**Short exercise**
Copy out, from the entries below, each line holding the string "JSON".

##### Supplied information

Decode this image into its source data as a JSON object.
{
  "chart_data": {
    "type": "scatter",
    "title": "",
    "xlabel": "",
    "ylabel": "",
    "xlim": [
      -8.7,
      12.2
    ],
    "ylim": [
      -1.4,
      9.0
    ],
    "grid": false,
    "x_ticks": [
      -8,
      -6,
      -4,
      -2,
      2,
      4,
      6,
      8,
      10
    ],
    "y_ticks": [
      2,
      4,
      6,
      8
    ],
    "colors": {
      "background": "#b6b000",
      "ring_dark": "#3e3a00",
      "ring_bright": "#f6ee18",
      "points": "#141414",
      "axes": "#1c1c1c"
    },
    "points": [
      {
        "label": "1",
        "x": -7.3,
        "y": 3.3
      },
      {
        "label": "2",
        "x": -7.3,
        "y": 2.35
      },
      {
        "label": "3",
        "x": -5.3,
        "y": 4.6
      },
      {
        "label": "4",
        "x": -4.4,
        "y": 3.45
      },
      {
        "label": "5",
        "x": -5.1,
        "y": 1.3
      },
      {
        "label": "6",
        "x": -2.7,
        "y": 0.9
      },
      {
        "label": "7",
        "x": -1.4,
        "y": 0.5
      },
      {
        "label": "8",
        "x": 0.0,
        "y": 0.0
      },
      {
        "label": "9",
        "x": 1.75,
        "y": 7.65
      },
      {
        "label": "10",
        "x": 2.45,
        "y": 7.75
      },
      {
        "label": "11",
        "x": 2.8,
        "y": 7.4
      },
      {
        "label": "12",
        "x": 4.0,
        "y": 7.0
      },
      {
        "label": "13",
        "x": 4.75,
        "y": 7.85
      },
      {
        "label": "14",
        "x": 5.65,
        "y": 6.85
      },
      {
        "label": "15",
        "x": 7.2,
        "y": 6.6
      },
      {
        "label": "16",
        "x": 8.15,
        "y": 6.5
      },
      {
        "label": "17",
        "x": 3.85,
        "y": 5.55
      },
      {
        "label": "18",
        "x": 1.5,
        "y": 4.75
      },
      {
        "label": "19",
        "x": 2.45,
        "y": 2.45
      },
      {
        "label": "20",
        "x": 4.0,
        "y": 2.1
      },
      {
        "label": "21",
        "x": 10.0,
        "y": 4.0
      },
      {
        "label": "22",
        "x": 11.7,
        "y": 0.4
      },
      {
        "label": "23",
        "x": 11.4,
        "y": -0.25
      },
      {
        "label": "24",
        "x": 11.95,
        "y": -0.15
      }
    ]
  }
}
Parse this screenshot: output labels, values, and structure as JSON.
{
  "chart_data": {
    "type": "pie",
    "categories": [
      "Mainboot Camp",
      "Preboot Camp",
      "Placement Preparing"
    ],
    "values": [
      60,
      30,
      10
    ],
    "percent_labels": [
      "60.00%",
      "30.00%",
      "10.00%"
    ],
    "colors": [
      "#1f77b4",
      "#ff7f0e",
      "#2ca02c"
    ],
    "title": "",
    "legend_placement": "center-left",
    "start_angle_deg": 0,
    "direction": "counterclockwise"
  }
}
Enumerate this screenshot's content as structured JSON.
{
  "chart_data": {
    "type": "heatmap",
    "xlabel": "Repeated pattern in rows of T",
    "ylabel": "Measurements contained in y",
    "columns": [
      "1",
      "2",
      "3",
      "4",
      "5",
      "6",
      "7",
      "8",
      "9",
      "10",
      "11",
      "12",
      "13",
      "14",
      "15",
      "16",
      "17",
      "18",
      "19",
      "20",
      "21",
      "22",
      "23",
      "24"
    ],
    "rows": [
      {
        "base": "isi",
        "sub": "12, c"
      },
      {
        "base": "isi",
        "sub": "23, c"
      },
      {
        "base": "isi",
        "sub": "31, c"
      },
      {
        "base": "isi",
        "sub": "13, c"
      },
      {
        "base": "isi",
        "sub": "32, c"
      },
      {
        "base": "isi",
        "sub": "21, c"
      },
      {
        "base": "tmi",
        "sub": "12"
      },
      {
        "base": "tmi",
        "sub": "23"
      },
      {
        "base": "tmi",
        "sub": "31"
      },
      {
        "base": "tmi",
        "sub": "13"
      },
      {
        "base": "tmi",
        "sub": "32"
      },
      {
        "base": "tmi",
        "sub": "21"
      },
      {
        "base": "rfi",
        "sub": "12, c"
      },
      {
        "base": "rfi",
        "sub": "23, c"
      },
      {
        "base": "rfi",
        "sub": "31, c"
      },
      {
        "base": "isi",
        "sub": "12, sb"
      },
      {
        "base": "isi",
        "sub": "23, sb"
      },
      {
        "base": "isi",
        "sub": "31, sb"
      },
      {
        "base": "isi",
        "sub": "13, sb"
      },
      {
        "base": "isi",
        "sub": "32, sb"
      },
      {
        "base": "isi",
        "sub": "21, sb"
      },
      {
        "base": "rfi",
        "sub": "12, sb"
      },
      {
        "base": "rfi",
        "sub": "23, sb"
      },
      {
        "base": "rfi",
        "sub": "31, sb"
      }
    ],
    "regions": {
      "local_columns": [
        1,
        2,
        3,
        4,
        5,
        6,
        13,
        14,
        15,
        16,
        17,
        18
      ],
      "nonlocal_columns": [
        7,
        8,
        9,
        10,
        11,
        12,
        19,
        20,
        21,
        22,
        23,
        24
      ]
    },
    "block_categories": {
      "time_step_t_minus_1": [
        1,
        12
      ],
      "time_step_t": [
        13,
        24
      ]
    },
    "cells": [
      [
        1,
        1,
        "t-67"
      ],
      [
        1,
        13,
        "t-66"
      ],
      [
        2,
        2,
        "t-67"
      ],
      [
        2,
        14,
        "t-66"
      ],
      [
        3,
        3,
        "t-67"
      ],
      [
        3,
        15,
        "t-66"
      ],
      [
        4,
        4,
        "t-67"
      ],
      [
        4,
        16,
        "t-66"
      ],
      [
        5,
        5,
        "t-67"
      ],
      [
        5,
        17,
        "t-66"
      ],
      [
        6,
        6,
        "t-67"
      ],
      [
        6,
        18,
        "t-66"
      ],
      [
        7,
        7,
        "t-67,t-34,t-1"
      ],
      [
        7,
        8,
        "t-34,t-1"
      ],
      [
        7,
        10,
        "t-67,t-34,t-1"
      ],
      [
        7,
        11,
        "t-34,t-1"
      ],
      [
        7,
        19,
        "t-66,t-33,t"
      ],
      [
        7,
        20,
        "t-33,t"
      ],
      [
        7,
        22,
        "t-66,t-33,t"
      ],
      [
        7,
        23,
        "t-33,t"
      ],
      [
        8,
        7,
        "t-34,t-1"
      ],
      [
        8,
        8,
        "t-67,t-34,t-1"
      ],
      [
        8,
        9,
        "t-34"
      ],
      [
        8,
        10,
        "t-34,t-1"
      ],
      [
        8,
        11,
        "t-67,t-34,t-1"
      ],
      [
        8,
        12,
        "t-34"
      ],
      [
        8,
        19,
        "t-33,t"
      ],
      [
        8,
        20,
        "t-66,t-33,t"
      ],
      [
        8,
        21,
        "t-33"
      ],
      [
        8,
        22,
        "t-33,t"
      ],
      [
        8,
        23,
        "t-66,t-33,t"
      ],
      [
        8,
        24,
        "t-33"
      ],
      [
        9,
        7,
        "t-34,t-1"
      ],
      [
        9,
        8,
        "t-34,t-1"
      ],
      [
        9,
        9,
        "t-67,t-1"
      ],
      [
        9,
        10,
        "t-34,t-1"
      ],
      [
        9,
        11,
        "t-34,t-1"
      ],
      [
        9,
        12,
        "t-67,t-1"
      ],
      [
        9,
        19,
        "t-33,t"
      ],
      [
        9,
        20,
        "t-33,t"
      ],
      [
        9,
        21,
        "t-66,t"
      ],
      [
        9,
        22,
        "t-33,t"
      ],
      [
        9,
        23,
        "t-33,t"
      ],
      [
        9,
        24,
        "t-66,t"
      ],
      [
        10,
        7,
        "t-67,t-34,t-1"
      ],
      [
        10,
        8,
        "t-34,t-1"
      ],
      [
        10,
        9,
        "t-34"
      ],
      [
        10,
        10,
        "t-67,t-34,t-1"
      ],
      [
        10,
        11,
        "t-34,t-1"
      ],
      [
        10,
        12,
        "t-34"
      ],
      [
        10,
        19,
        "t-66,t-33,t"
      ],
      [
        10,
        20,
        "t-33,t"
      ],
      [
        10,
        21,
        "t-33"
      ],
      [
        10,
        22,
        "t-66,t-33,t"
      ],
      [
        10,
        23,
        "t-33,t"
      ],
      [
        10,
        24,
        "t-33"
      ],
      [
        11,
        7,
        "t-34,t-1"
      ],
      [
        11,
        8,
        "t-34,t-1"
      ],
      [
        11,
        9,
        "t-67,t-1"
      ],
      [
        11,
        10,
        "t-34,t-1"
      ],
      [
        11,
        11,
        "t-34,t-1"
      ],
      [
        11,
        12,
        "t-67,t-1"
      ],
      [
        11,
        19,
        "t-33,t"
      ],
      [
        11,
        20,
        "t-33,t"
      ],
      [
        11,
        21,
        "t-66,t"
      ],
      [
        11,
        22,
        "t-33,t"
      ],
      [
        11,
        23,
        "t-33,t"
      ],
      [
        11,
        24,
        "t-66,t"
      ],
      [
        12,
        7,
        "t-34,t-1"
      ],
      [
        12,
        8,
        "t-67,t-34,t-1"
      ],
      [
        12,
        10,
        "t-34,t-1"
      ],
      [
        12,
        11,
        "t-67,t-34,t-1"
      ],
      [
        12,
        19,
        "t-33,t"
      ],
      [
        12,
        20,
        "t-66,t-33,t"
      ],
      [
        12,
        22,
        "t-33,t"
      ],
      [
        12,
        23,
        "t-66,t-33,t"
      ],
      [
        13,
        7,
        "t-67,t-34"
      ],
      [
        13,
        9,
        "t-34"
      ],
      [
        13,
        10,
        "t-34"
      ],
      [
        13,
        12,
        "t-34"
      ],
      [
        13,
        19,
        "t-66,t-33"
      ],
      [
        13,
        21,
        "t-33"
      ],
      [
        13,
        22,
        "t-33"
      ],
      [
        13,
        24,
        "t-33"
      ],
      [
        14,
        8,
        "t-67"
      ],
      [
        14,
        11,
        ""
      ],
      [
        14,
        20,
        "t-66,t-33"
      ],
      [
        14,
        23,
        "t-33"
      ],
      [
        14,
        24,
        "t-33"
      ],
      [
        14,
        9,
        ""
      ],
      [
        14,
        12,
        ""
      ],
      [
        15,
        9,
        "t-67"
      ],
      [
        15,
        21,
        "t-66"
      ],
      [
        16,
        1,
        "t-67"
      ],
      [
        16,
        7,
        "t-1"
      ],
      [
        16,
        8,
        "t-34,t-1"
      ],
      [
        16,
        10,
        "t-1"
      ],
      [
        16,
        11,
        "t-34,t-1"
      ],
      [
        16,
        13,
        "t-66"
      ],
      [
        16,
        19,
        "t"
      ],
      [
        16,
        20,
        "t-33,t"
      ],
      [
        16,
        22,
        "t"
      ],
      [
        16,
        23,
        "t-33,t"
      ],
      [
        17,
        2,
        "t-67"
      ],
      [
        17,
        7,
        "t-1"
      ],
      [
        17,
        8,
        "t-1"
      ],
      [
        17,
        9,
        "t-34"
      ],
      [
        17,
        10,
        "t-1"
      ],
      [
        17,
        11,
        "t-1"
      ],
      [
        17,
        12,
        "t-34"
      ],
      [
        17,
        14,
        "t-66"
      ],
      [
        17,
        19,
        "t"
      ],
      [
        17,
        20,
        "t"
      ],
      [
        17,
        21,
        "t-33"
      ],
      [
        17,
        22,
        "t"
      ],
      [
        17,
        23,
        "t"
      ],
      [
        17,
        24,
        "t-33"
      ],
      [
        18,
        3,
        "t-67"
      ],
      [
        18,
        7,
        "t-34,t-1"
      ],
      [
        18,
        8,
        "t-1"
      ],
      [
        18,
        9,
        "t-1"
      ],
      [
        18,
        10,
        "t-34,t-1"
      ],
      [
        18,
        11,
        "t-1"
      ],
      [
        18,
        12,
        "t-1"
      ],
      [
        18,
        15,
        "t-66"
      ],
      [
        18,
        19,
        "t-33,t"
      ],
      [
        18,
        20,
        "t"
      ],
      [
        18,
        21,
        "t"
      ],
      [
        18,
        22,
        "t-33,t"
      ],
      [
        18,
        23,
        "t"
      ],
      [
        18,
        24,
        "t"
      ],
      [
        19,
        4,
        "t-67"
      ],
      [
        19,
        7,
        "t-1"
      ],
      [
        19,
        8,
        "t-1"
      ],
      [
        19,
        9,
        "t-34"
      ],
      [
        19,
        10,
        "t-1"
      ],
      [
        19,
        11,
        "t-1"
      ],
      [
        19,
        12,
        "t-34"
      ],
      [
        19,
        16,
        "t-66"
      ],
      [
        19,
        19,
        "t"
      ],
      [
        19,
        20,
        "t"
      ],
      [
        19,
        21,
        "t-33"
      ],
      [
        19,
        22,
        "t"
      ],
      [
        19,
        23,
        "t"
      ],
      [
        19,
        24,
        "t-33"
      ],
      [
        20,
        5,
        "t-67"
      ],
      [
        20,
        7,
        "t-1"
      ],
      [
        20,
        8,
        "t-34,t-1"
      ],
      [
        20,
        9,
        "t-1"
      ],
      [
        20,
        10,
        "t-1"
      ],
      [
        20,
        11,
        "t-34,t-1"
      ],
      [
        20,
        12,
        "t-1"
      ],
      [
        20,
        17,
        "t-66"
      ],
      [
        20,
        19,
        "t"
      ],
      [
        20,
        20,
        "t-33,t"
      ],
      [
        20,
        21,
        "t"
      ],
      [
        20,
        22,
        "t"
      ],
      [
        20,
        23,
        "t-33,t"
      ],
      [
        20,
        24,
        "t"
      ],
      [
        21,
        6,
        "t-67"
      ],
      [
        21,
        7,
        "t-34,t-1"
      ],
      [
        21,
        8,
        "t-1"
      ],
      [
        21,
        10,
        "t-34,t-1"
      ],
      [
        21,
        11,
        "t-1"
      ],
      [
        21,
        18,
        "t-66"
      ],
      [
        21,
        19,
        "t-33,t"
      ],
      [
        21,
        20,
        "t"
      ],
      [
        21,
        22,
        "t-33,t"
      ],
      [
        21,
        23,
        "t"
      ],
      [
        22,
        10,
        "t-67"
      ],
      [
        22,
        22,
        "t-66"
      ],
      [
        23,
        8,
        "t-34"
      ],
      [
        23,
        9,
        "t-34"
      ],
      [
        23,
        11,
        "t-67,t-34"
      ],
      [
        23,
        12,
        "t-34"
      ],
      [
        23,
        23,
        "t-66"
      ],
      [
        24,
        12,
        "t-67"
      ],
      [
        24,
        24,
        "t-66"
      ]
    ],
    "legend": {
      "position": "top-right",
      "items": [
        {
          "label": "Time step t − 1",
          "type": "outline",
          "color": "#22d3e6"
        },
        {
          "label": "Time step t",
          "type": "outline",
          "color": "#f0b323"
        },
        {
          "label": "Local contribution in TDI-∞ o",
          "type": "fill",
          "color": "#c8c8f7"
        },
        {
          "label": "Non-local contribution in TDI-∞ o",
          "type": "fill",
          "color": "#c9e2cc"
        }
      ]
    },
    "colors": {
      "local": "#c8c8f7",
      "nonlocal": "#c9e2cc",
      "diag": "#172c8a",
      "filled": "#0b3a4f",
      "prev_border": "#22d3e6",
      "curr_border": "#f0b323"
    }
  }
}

##########

**Reply to the task**
Decode this image into its source data as a JSON object.
Parse this screenshot: output labels, values, and structure as JSON.
Enumerate this screenshot's content as structured JSON.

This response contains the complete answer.